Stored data
------------------------------------
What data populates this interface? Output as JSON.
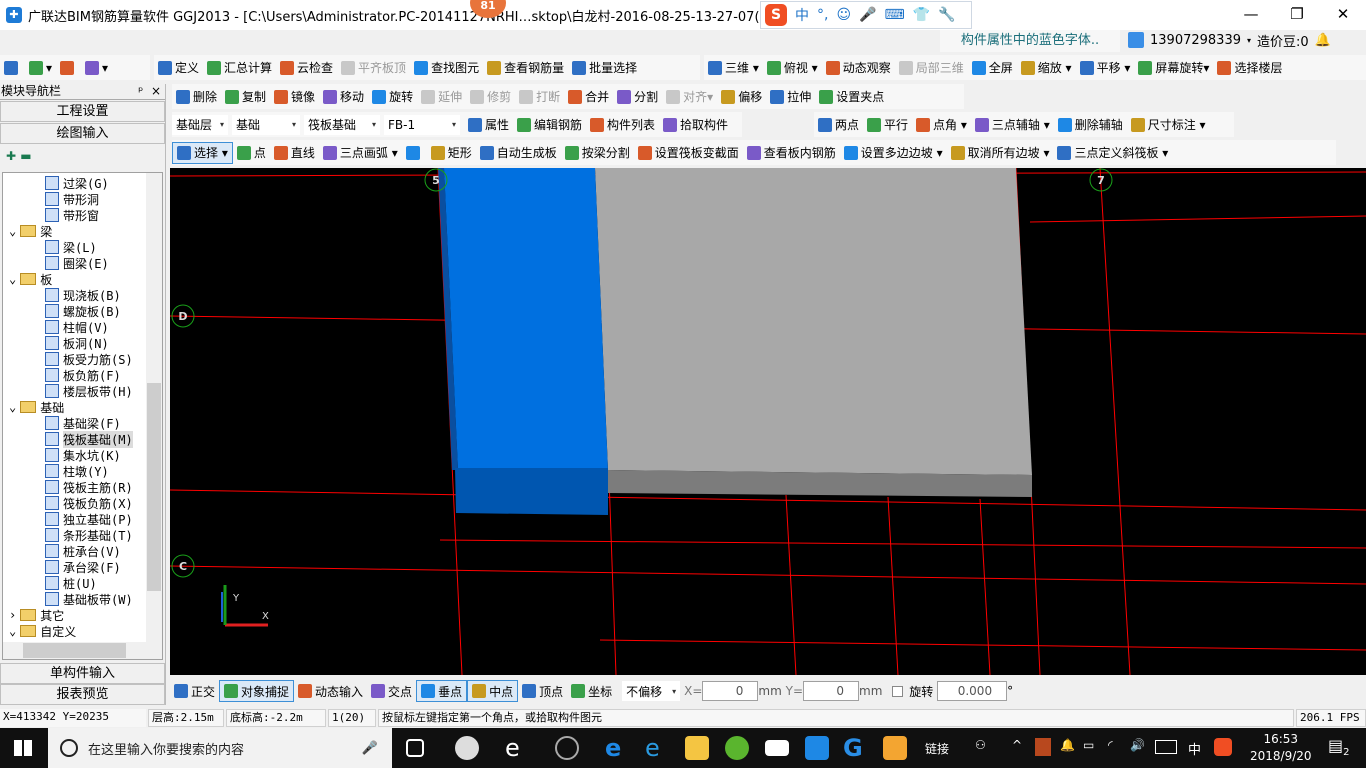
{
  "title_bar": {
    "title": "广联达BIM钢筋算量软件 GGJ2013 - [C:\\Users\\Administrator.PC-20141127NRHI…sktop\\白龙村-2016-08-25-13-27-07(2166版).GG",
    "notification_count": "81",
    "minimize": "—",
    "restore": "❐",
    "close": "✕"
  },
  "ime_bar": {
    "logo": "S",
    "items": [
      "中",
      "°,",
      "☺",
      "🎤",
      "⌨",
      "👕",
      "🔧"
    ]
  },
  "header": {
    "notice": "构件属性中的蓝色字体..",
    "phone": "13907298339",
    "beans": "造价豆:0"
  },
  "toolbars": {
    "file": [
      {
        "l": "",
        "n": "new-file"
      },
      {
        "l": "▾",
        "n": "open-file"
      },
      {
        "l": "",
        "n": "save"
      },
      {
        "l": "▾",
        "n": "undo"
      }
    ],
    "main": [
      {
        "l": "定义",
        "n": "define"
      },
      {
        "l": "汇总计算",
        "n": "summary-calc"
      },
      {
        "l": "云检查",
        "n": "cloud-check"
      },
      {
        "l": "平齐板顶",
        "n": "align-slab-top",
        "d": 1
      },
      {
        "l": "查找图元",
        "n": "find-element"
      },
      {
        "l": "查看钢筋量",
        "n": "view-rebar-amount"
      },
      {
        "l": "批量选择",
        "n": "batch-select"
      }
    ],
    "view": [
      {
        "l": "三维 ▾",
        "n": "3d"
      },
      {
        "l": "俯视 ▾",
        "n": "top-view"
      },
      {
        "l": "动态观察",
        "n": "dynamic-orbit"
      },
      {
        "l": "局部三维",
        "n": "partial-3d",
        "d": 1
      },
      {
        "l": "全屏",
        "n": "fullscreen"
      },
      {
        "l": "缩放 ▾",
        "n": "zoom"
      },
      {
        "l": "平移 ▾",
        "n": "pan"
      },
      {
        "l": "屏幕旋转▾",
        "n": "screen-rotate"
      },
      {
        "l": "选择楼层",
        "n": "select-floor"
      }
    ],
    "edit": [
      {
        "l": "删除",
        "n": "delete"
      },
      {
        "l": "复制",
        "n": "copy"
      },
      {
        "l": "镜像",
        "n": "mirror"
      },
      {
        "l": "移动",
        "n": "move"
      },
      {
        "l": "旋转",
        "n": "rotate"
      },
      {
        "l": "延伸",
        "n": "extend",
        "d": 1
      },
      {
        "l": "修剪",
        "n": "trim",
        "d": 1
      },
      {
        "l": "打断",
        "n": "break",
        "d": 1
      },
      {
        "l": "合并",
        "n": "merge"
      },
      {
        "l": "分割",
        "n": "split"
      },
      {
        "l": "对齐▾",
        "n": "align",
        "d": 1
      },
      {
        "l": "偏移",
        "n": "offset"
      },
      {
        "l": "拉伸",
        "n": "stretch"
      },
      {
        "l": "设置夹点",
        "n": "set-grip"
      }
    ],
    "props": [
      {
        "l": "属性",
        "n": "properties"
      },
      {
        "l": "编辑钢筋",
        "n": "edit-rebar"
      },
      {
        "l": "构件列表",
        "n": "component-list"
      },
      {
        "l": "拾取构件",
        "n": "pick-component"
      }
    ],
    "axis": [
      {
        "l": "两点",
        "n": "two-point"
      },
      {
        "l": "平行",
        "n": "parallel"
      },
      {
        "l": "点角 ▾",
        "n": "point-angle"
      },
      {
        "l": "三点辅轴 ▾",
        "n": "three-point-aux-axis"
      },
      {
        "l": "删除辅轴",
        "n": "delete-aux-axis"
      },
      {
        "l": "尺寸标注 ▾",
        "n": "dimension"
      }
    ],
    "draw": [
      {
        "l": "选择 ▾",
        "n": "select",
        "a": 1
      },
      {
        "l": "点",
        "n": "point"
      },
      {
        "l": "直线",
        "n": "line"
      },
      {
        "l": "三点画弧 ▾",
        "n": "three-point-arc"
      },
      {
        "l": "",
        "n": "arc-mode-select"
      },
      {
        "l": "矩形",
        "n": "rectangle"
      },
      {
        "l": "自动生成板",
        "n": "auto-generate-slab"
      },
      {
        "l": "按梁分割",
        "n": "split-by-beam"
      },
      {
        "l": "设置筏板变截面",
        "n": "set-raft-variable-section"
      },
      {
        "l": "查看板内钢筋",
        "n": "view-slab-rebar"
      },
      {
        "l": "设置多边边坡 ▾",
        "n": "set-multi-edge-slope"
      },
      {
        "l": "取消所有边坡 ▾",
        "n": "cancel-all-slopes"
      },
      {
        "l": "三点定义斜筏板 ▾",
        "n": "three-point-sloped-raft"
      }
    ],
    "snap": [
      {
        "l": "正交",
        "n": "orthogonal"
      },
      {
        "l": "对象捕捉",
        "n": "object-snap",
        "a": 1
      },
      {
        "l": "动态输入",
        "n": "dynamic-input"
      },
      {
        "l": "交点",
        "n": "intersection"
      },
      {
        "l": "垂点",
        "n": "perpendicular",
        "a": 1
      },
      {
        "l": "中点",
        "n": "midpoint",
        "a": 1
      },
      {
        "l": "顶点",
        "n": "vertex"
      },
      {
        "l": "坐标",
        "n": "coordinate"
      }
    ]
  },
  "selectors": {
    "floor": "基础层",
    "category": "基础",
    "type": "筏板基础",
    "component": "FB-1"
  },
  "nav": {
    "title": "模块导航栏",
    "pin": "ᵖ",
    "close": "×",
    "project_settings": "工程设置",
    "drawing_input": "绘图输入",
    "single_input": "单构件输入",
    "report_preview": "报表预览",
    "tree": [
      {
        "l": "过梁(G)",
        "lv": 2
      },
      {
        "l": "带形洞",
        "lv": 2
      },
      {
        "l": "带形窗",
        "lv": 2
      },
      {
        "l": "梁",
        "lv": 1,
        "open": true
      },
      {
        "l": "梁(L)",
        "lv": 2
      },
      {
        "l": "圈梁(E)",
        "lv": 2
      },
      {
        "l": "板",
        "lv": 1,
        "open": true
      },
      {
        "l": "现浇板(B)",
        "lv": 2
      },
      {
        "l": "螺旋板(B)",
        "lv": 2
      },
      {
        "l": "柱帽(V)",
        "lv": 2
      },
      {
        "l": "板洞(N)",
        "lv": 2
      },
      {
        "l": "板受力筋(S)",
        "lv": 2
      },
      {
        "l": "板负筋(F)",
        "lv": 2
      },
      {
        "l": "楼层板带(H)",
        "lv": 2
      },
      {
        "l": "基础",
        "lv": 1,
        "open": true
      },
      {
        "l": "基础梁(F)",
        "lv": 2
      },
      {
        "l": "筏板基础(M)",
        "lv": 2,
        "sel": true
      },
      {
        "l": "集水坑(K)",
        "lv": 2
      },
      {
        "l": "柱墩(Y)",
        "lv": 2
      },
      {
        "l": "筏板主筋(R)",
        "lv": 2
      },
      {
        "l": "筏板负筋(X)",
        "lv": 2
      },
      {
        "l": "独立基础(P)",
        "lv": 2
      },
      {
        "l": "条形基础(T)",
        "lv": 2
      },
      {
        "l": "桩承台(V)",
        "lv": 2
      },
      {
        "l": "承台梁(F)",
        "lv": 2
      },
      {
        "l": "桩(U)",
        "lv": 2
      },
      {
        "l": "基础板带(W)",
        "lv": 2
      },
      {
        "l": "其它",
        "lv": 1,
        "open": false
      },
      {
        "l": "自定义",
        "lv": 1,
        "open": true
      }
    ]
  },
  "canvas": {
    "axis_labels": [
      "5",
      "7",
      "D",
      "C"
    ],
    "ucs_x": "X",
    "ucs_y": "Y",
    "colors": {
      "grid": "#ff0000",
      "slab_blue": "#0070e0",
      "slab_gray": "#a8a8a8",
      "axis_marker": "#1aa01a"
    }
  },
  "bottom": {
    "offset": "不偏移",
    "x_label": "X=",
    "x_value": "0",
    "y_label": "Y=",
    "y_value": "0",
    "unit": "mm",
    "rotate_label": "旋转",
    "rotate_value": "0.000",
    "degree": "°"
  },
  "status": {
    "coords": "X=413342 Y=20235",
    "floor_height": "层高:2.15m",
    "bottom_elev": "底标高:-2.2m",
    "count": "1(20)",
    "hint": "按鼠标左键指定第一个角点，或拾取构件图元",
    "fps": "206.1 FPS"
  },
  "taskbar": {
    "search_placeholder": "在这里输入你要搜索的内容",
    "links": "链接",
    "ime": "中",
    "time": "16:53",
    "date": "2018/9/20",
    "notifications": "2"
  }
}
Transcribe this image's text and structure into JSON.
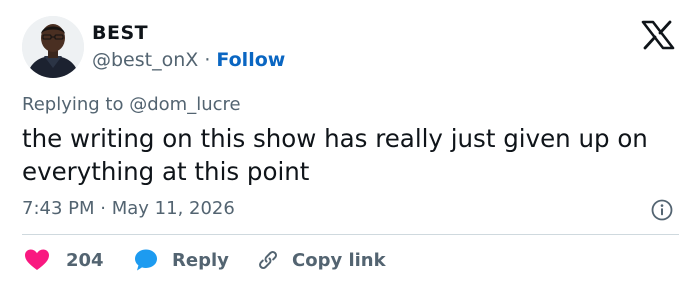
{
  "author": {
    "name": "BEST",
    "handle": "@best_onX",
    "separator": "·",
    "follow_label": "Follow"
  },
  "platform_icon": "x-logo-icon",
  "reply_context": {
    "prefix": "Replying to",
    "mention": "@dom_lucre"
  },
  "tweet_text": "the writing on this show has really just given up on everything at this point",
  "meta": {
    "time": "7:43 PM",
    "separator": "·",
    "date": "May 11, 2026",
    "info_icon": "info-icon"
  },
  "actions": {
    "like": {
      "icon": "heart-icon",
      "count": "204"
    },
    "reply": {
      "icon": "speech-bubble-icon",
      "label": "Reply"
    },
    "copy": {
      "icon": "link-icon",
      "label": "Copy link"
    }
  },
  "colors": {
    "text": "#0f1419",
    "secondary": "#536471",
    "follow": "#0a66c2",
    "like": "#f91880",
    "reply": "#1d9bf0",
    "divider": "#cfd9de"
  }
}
------------------------------------
# PROBLEM REQUIREMENTS
Search the lines for the string "raft" and copy every line that has it.

# RESPONSE
        "n": "set-raft-variable-section"
        "n": "three-point-sloped-raft"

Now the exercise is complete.